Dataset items
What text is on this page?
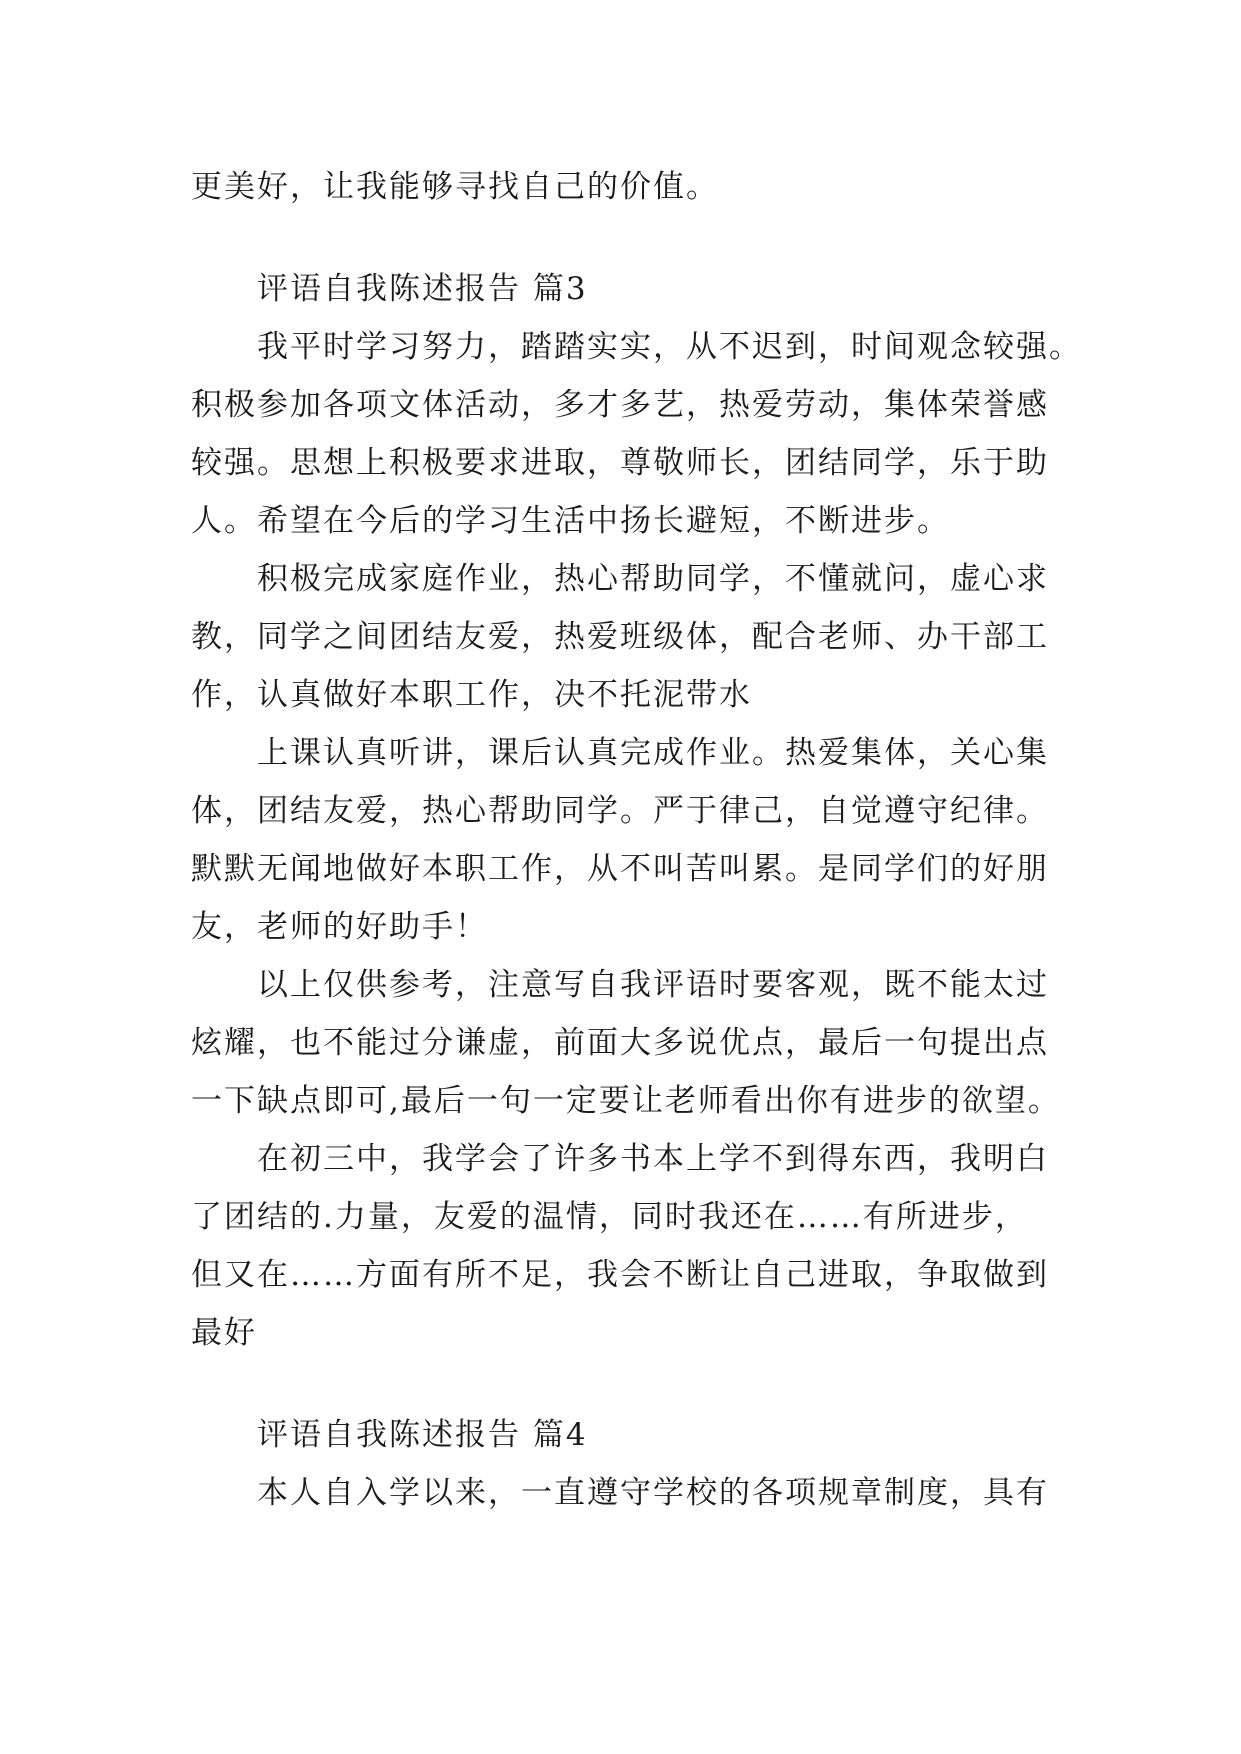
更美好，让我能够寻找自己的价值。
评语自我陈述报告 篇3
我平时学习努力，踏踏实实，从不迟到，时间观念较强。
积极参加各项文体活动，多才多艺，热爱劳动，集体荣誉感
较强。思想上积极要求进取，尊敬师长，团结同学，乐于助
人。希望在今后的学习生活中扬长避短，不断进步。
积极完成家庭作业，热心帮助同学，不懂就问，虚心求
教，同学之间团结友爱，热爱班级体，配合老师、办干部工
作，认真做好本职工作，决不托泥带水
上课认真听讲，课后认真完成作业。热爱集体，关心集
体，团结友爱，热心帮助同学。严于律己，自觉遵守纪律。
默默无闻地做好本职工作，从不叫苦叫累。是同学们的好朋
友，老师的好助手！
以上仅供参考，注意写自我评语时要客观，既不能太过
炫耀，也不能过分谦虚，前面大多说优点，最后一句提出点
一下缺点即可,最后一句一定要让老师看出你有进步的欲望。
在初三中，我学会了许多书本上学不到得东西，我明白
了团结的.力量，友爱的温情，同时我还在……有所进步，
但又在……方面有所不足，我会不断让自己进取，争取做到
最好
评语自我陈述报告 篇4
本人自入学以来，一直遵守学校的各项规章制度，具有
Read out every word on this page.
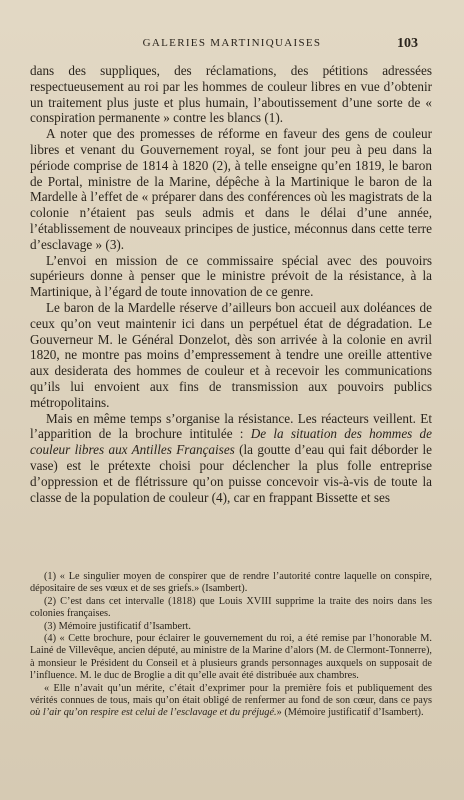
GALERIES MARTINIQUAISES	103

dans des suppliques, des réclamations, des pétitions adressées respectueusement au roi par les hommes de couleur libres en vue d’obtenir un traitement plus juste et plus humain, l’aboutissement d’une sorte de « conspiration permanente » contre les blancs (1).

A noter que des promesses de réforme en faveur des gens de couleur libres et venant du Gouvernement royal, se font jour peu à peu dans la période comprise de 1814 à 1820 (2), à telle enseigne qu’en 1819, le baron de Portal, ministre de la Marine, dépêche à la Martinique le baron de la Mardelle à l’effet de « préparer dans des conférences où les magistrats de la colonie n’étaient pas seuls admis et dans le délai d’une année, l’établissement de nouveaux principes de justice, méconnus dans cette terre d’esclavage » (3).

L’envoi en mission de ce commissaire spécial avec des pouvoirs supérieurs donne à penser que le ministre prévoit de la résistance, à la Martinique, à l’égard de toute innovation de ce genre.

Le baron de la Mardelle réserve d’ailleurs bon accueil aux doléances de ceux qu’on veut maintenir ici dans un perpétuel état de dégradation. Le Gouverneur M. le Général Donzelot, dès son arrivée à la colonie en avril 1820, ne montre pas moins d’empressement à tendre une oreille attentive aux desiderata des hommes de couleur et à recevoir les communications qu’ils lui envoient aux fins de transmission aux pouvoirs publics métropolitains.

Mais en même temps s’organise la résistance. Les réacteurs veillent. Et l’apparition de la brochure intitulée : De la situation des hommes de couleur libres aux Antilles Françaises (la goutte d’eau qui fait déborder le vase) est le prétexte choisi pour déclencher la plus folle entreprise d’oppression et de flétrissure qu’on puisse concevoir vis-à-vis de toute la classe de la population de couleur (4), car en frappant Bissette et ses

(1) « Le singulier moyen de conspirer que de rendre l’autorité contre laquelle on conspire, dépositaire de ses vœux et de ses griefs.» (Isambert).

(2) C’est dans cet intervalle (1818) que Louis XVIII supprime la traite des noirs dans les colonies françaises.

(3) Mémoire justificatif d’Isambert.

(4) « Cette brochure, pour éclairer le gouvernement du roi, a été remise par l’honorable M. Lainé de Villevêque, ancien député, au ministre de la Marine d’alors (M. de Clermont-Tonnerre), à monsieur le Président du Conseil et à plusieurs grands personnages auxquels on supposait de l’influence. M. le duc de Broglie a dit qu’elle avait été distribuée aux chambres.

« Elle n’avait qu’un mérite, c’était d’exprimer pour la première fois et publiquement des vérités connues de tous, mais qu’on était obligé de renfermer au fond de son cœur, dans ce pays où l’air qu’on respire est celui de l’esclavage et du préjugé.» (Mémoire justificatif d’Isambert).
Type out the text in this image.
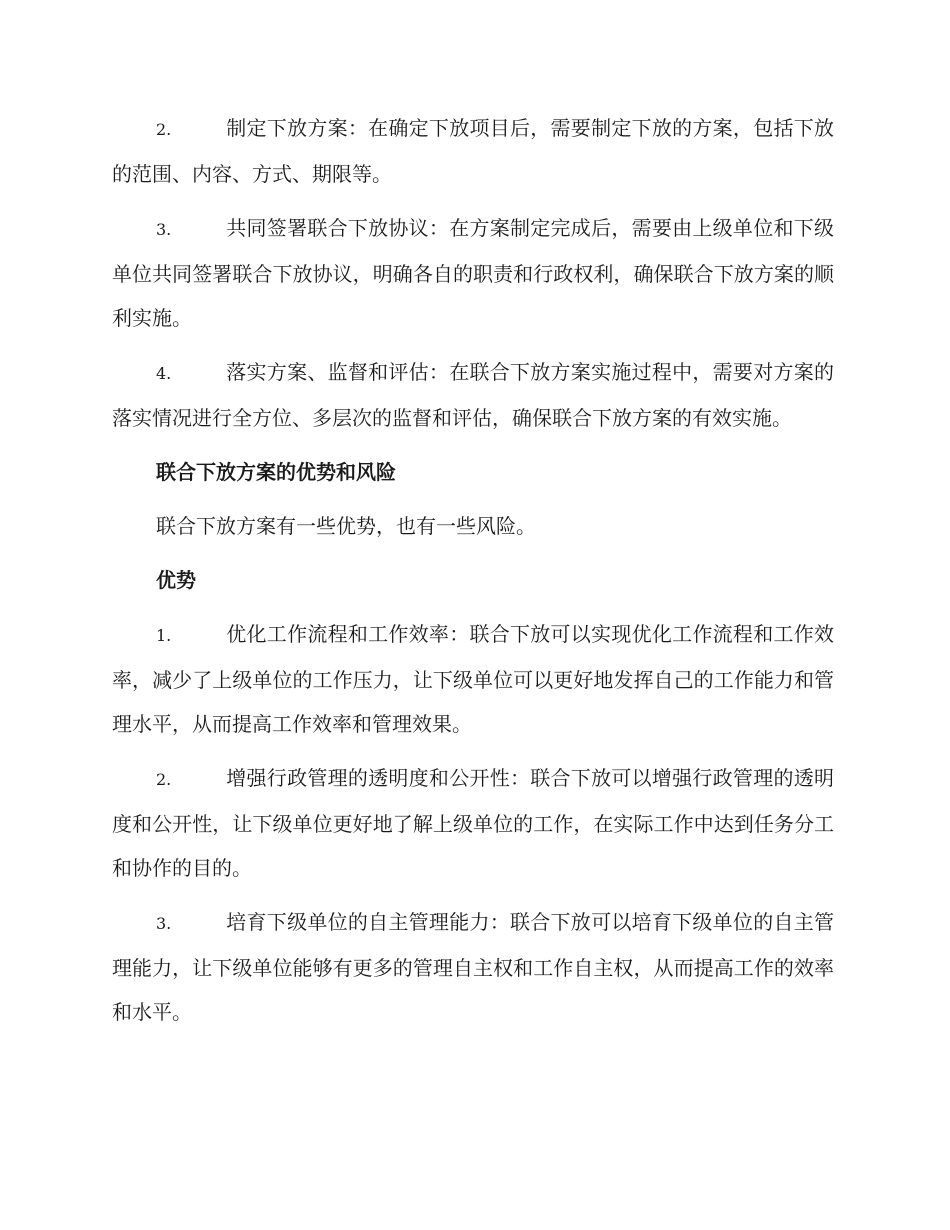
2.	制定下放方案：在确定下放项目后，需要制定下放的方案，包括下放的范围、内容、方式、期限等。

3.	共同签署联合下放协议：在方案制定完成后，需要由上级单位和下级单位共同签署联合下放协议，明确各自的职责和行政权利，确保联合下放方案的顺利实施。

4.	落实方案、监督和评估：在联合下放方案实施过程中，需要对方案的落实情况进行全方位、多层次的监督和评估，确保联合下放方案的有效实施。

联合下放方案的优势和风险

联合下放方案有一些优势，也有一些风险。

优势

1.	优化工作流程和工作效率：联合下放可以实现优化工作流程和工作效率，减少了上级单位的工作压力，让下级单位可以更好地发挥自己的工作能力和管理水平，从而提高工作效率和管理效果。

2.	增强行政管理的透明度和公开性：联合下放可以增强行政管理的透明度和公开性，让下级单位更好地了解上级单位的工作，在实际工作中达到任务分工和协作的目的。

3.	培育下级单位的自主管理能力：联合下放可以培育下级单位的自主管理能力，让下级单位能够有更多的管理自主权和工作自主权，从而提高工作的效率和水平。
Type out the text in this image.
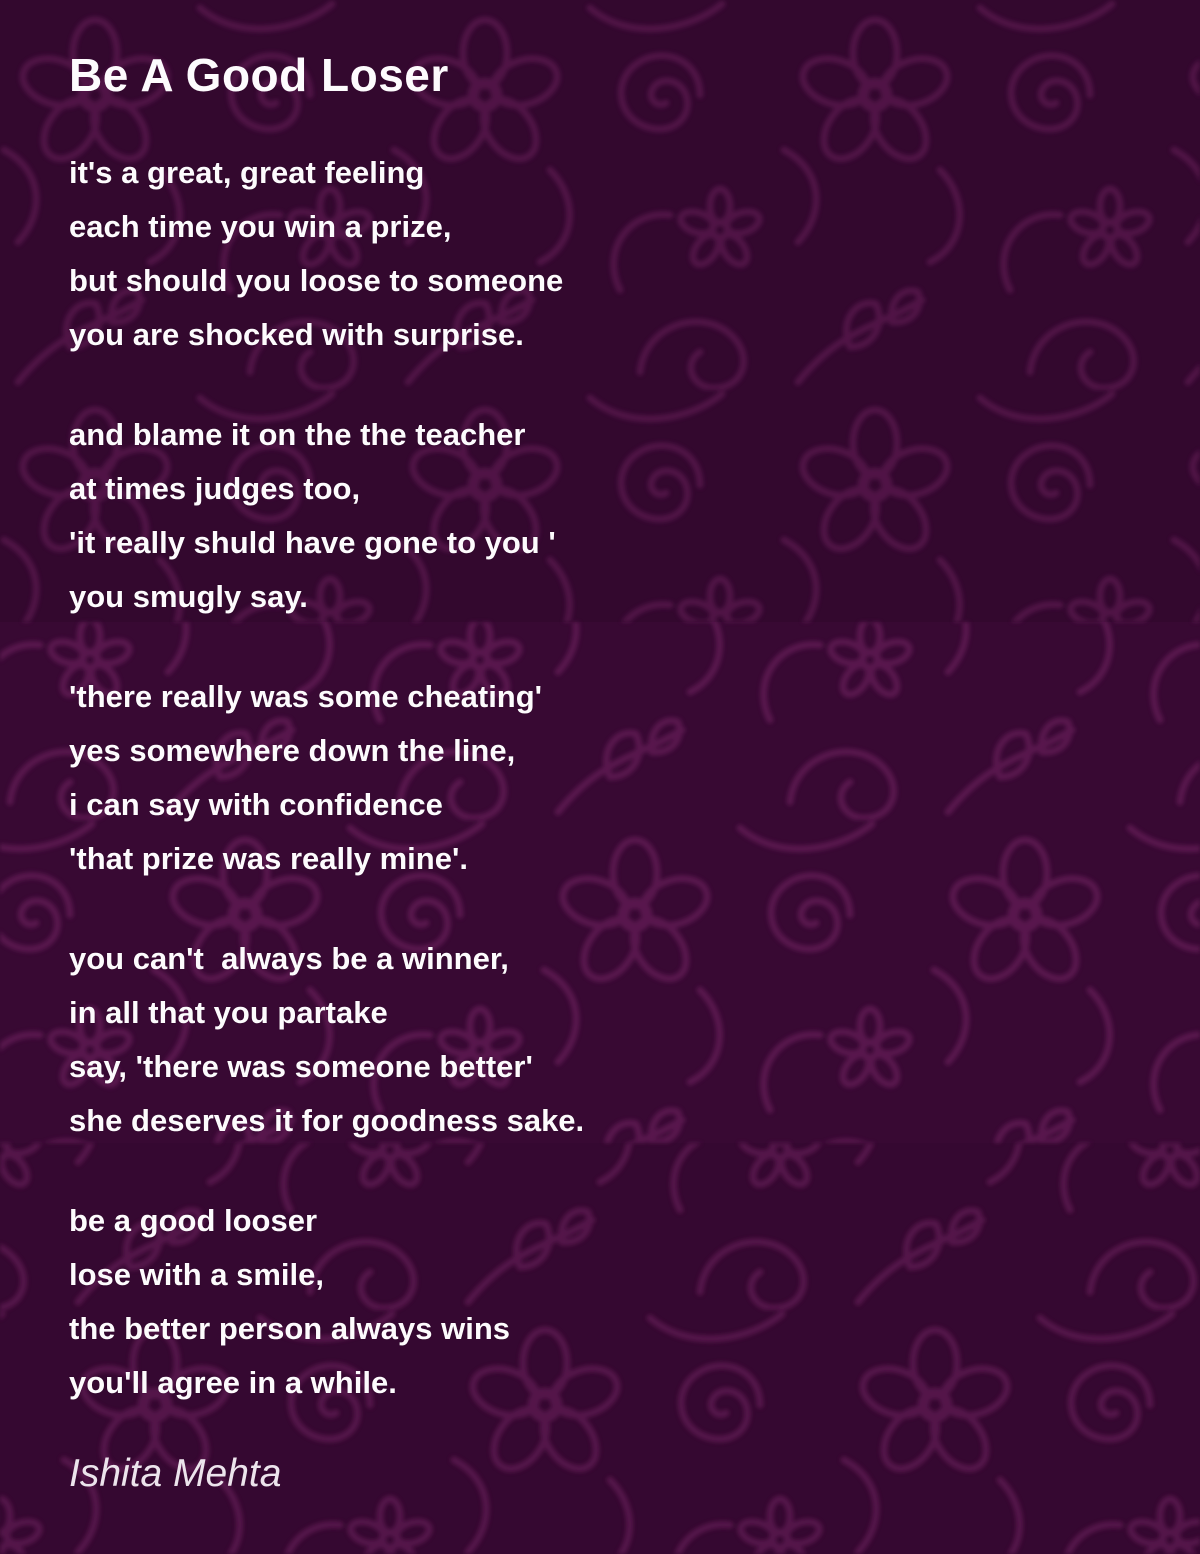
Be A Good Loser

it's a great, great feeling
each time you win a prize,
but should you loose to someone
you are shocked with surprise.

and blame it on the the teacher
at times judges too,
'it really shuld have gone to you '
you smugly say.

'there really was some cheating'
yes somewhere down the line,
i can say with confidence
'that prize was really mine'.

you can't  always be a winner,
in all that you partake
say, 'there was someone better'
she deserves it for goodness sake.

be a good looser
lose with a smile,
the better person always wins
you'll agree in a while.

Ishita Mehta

◆ SET PROBLEM:
Pull every line containing "better" out of the records.

◆ ANSWER TO THIS TASK:
say, 'there was someone better'
the better person always wins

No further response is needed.